● EXERCISE TASK:
Copy every entry word for word, but skip the pictures.

* Start EXCERPTED RECORDS *

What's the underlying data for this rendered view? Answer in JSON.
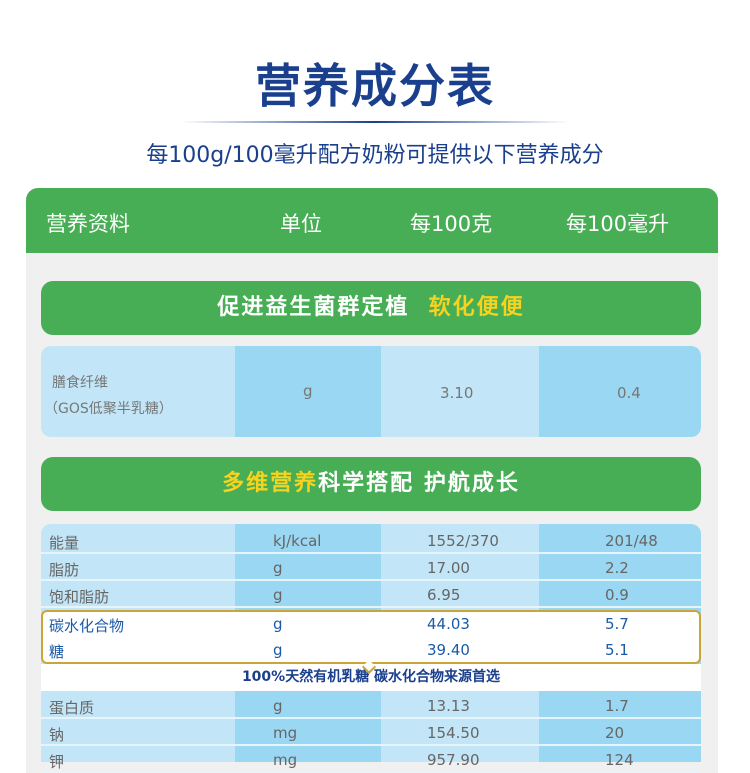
{
  "title": "营养成分表",
  "subtitle": "每100g/100毫升配方奶粉可提供以下营养成分",
  "header": [
    "营养资料",
    "单位",
    "每100克",
    "每100毫升"
  ],
  "banner1": {
    "white": "促进益生菌群定植",
    "yellow": "软化便便"
  },
  "fiber": {
    "name1": "膳食纤维",
    "name2": "（GOS低聚半乳糖）",
    "unit": "g",
    "per100g": "3.10",
    "per100ml": "0.4"
  },
  "banner2": {
    "yellow": "多维营养",
    "white": "科学搭配  护航成长"
  },
  "rows_top": [
    {
      "name": "能量",
      "unit": "kJ/kcal",
      "g": "1552/370",
      "ml": "201/48"
    },
    {
      "name": "脂肪",
      "unit": "g",
      "g": "17.00",
      "ml": "2.2"
    },
    {
      "name": "饱和脂肪",
      "unit": "g",
      "g": "6.95",
      "ml": "0.9"
    }
  ],
  "rows_highlight": [
    {
      "name": "碳水化合物",
      "unit": "g",
      "g": "44.03",
      "ml": "5.7"
    },
    {
      "name": "糖",
      "unit": "g",
      "g": "39.40",
      "ml": "5.1"
    }
  ],
  "callout": "100%天然有机乳糖    碳水化合物来源首选",
  "rows_bottom": [
    {
      "name": "蛋白质",
      "unit": "g",
      "g": "13.13",
      "ml": "1.7"
    },
    {
      "name": "钠",
      "unit": "mg",
      "g": "154.50",
      "ml": "20"
    },
    {
      "name": "钾",
      "unit": "mg",
      "g": "957.90",
      "ml": "124"
    }
  ]
}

* End EXCERPTED RECORDS *

● OUTPUT OF THE EXERCISE:
What's the underlying data for this rendered view? Answer in JSON.
{
  "title": "营养成分表",
  "subtitle": "每100g/100毫升配方奶粉可提供以下营养成分",
  "header": [
    "营养资料",
    "单位",
    "每100克",
    "每100毫升"
  ],
  "banner1": {
    "white": "促进益生菌群定植",
    "yellow": "软化便便"
  },
  "fiber": {
    "name1": "膳食纤维",
    "name2": "（GOS低聚半乳糖）",
    "unit": "g",
    "per100g": "3.10",
    "per100ml": "0.4"
  },
  "banner2": {
    "yellow": "多维营养",
    "white": "科学搭配  护航成长"
  },
  "rows_top": [
    {
      "name": "能量",
      "unit": "kJ/kcal",
      "g": "1552/370",
      "ml": "201/48"
    },
    {
      "name": "脂肪",
      "unit": "g",
      "g": "17.00",
      "ml": "2.2"
    },
    {
      "name": "饱和脂肪",
      "unit": "g",
      "g": "6.95",
      "ml": "0.9"
    }
  ],
  "rows_highlight": [
    {
      "name": "碳水化合物",
      "unit": "g",
      "g": "44.03",
      "ml": "5.7"
    },
    {
      "name": "糖",
      "unit": "g",
      "g": "39.40",
      "ml": "5.1"
    }
  ],
  "callout": "100%天然有机乳糖    碳水化合物来源首选",
  "rows_bottom": [
    {
      "name": "蛋白质",
      "unit": "g",
      "g": "13.13",
      "ml": "1.7"
    },
    {
      "name": "钠",
      "unit": "mg",
      "g": "154.50",
      "ml": "20"
    },
    {
      "name": "钾",
      "unit": "mg",
      "g": "957.90",
      "ml": "124"
    }
  ]
}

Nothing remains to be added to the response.